— BEGIN —

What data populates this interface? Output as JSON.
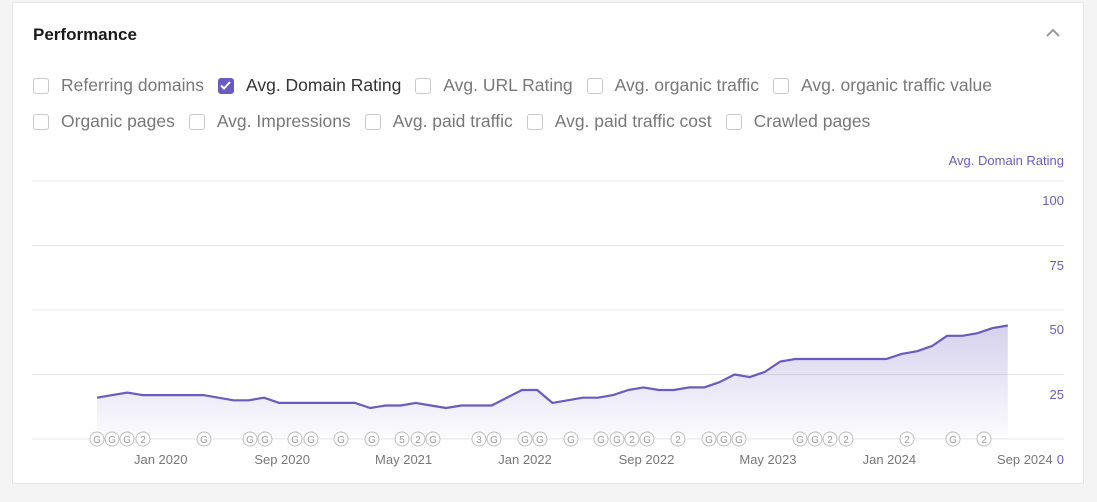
{
  "panel": {
    "title": "Performance"
  },
  "metrics_row1": [
    {
      "label": "Referring domains",
      "checked": false
    },
    {
      "label": "Avg. Domain Rating",
      "checked": true
    },
    {
      "label": "Avg. URL Rating",
      "checked": false
    },
    {
      "label": "Avg. organic traffic",
      "checked": false
    },
    {
      "label": "Avg. organic traffic value",
      "checked": false
    }
  ],
  "metrics_row2": [
    {
      "label": "Organic pages",
      "checked": false
    },
    {
      "label": "Avg. Impressions",
      "checked": false
    },
    {
      "label": "Avg. paid traffic",
      "checked": false
    },
    {
      "label": "Avg. paid traffic cost",
      "checked": false
    },
    {
      "label": "Crawled pages",
      "checked": false
    }
  ],
  "colors": {
    "accent": "#6b5bbf",
    "grid": "#e8e8e8"
  },
  "chart_data": {
    "type": "area",
    "title": "",
    "legend": "Avg. Domain Rating",
    "y_ticks": [
      "100",
      "75",
      "50",
      "25",
      "0"
    ],
    "ylim": [
      0,
      100
    ],
    "x_labels": [
      "Jan 2020",
      "Sep 2020",
      "May 2021",
      "Jan 2022",
      "Sep 2022",
      "May 2023",
      "Jan 2024",
      "Sep 2024"
    ],
    "x_start": "2019-09-01",
    "series": [
      {
        "name": "Avg. Domain Rating",
        "points": [
          [
            "2019-09",
            16
          ],
          [
            "2019-10",
            17
          ],
          [
            "2019-11",
            18
          ],
          [
            "2019-12",
            17
          ],
          [
            "2020-01",
            17
          ],
          [
            "2020-02",
            17
          ],
          [
            "2020-03",
            17
          ],
          [
            "2020-04",
            17
          ],
          [
            "2020-05",
            16
          ],
          [
            "2020-06",
            15
          ],
          [
            "2020-07",
            15
          ],
          [
            "2020-08",
            16
          ],
          [
            "2020-09",
            14
          ],
          [
            "2020-10",
            14
          ],
          [
            "2020-11",
            14
          ],
          [
            "2020-12",
            14
          ],
          [
            "2021-01",
            14
          ],
          [
            "2021-02",
            14
          ],
          [
            "2021-03",
            12
          ],
          [
            "2021-04",
            13
          ],
          [
            "2021-05",
            13
          ],
          [
            "2021-06",
            14
          ],
          [
            "2021-07",
            13
          ],
          [
            "2021-08",
            12
          ],
          [
            "2021-09",
            13
          ],
          [
            "2021-10",
            13
          ],
          [
            "2021-11",
            13
          ],
          [
            "2021-12",
            16
          ],
          [
            "2022-01",
            19
          ],
          [
            "2022-02",
            19
          ],
          [
            "2022-03",
            14
          ],
          [
            "2022-04",
            15
          ],
          [
            "2022-05",
            16
          ],
          [
            "2022-06",
            16
          ],
          [
            "2022-07",
            17
          ],
          [
            "2022-08",
            19
          ],
          [
            "2022-09",
            20
          ],
          [
            "2022-10",
            19
          ],
          [
            "2022-11",
            19
          ],
          [
            "2022-12",
            20
          ],
          [
            "2023-01",
            20
          ],
          [
            "2023-02",
            22
          ],
          [
            "2023-03",
            25
          ],
          [
            "2023-04",
            24
          ],
          [
            "2023-05",
            26
          ],
          [
            "2023-06",
            30
          ],
          [
            "2023-07",
            31
          ],
          [
            "2023-08",
            31
          ],
          [
            "2023-09",
            31
          ],
          [
            "2023-10",
            31
          ],
          [
            "2023-11",
            31
          ],
          [
            "2023-12",
            31
          ],
          [
            "2024-01",
            31
          ],
          [
            "2024-02",
            33
          ],
          [
            "2024-03",
            34
          ],
          [
            "2024-04",
            36
          ],
          [
            "2024-05",
            40
          ],
          [
            "2024-06",
            40
          ],
          [
            "2024-07",
            41
          ],
          [
            "2024-08",
            43
          ],
          [
            "2024-09",
            44
          ]
        ]
      }
    ],
    "annotations": [
      "G",
      "G",
      "G",
      "2",
      "G",
      "G",
      "G",
      "G",
      "G",
      "G",
      "G",
      "5",
      "2",
      "G",
      "3",
      "G",
      "G",
      "G",
      "G",
      "G",
      "G",
      "2",
      "G",
      "2",
      "G",
      "G",
      "G",
      "G",
      "G",
      "2",
      "2",
      "2",
      "G",
      "2"
    ]
  }
}
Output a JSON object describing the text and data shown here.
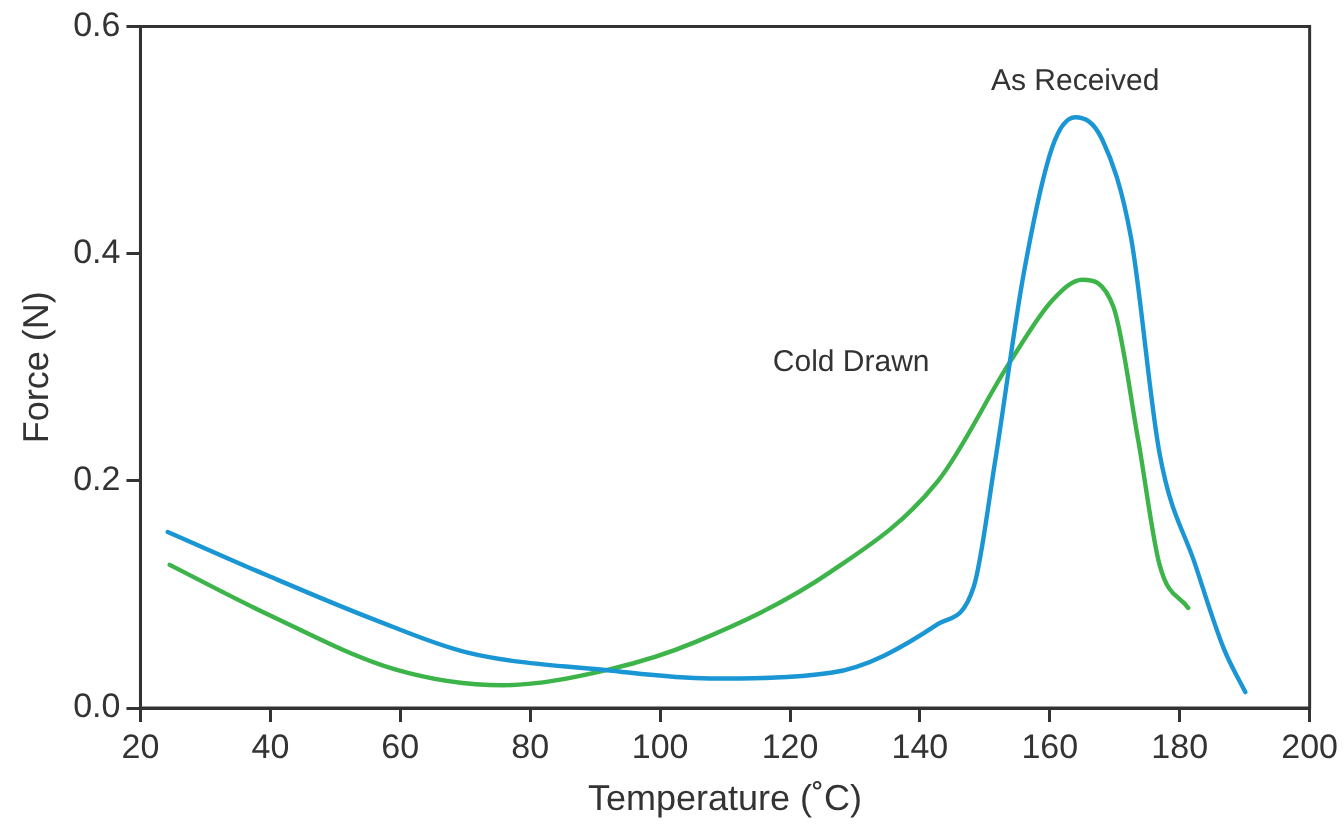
{
  "chart_data": {
    "type": "line",
    "xlabel": "Temperature (˚C)",
    "ylabel": "Force (N)",
    "xlim": [
      20,
      200
    ],
    "xticks": [
      20,
      40,
      60,
      80,
      100,
      120,
      140,
      160,
      180,
      200
    ],
    "ylim": [
      0,
      0.6
    ],
    "yticks": [
      {
        "value": 0,
        "label": "0.0"
      },
      {
        "value": 0.2,
        "label": "0.2"
      },
      {
        "value": 0.4,
        "label": "0.4"
      },
      {
        "value": 0.6,
        "label": "0.6"
      }
    ],
    "grid": false,
    "legend": false,
    "marker": "none",
    "line_style": "solid",
    "series": [
      {
        "name": "As Received",
        "color": "#1a96d4",
        "x": [
          24.2,
          39.4,
          55.9,
          70.2,
          92.2,
          107.6,
          126.3,
          142.8,
          148.3,
          151.6,
          156,
          160.4,
          163.9,
          168.1,
          172.5,
          176.9,
          182.4,
          186.8,
          190.1
        ],
        "values": [
          0.155,
          0.117,
          0.078,
          0.049,
          0.033,
          0.026,
          0.031,
          0.074,
          0.107,
          0.218,
          0.383,
          0.494,
          0.52,
          0.5,
          0.414,
          0.224,
          0.126,
          0.052,
          0.014
        ]
      },
      {
        "name": "Cold Drawn",
        "color": "#3cb44a",
        "x": [
          24.5,
          39.4,
          59.2,
          75.7,
          92.2,
          105.4,
          126.3,
          142.8,
          153.8,
          160.4,
          165,
          169.8,
          173.6,
          176.9,
          181.3
        ],
        "values": [
          0.126,
          0.083,
          0.034,
          0.02,
          0.034,
          0.058,
          0.12,
          0.2,
          0.304,
          0.359,
          0.377,
          0.353,
          0.236,
          0.126,
          0.088
        ]
      }
    ]
  }
}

— END —

▸ **The request**
Pull out each line holding the string "legend".

▸ **Solution to the problem**
    "legend": "Avg. Domain Rating",
    "legend": false,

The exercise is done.